(Data listing)
= = = = =

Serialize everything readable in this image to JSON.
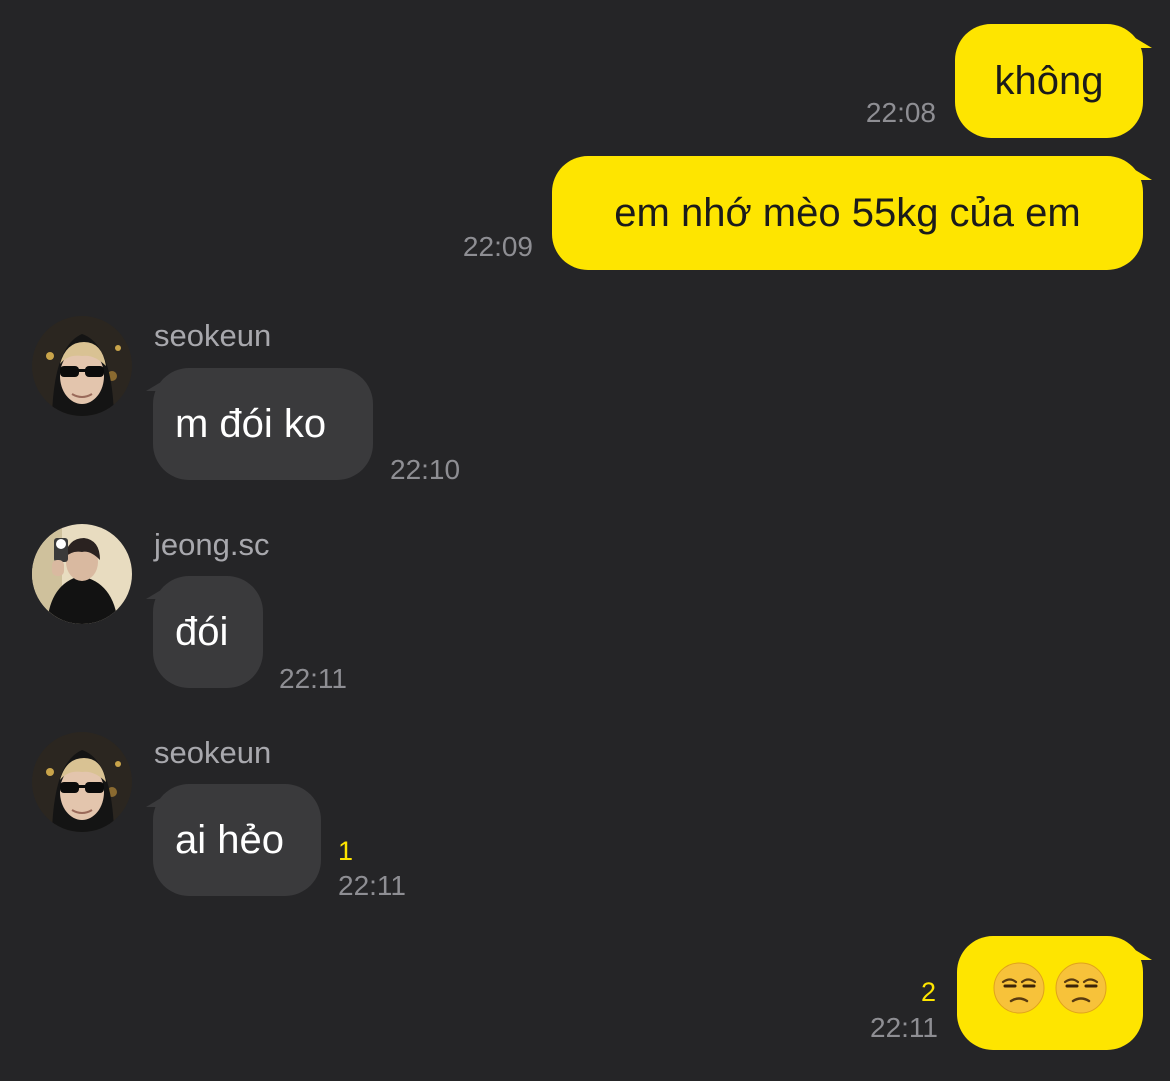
{
  "messages": [
    {
      "direction": "outgoing",
      "text": "không",
      "time": "22:08"
    },
    {
      "direction": "outgoing",
      "text": "em nhớ mèo 55kg của em",
      "time": "22:09"
    },
    {
      "direction": "incoming",
      "sender": "seokeun",
      "text": "m đói ko",
      "time": "22:10"
    },
    {
      "direction": "incoming",
      "sender": "jeong.sc",
      "text": "đói",
      "time": "22:11"
    },
    {
      "direction": "incoming",
      "sender": "seokeun",
      "text": "ai hẻo",
      "time": "22:11",
      "unread": "1"
    },
    {
      "direction": "outgoing",
      "emoji": [
        "unamused-face",
        "unamused-face"
      ],
      "time": "22:11",
      "unread": "2"
    }
  ],
  "colors": {
    "background": "#252527",
    "outgoing_bubble": "#FEE500",
    "incoming_bubble": "#3a3a3c",
    "timestamp": "#8e8e93",
    "unread_count": "#FEE500"
  }
}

= = = = =

Written request:
The lines to collect are those holding the string "text"; copy them all.

Output for this task:
      "text": "không",
      "text": "em nhớ mèo 55kg của em",
      "text": "m đói ko",
      "text": "đói",
      "text": "ai hẻo",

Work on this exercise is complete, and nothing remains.